=== Set task ===
Each record below should appear again exactly as written.

=== Listed records ===
________________________
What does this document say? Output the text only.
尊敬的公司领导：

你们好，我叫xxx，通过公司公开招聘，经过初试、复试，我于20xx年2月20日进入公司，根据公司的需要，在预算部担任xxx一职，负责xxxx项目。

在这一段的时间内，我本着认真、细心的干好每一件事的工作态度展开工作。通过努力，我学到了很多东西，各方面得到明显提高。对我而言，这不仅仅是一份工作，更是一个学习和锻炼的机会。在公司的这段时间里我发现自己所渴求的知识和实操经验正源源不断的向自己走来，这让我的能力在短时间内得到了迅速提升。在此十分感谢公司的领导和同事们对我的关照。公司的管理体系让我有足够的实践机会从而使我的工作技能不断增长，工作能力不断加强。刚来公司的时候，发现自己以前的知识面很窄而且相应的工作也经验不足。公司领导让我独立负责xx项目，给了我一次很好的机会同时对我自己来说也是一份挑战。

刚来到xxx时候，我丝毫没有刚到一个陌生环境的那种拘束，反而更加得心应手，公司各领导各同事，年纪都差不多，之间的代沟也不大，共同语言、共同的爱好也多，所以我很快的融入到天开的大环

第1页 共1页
________________________
=== Exercise result ===
What does this document say? Output the text only.
尊敬的公司领导：

你们好，我叫xxx，通过公司公开招聘，经过初试、复试，我于20xx年2月20日进入公司，根据公司的需要，在预算部担任xxx一职，负责xxxx项目。

在这一段的时间内，我本着认真、细心的干好每一件事的工作态度展开工作。通过努力，我学到了很多东西，各方面得到明显提高。对我而言，这不仅仅是一份工作，更是一个学习和锻炼的机会。在公司的这段时间里我发现自己所渴求的知识和实操经验正源源不断的向自己走来，这让我的能力在短时间内得到了迅速提升。在此十分感谢公司的领导和同事们对我的关照。公司的管理体系让我有足够的实践机会从而使我的工作技能不断增长，工作能力不断加强。刚来公司的时候，发现自己以前的知识面很窄而且相应的工作也经验不足。公司领导让我独立负责xx项目，给了我一次很好的机会同时对我自己来说也是一份挑战。

刚来到xxx时候，我丝毫没有刚到一个陌生环境的那种拘束，反而更加得心应手，公司各领导各同事，年纪都差不多，之间的代沟也不大，共同语言、共同的爱好也多，所以我很快的融入到天开的大环

第1页 共1页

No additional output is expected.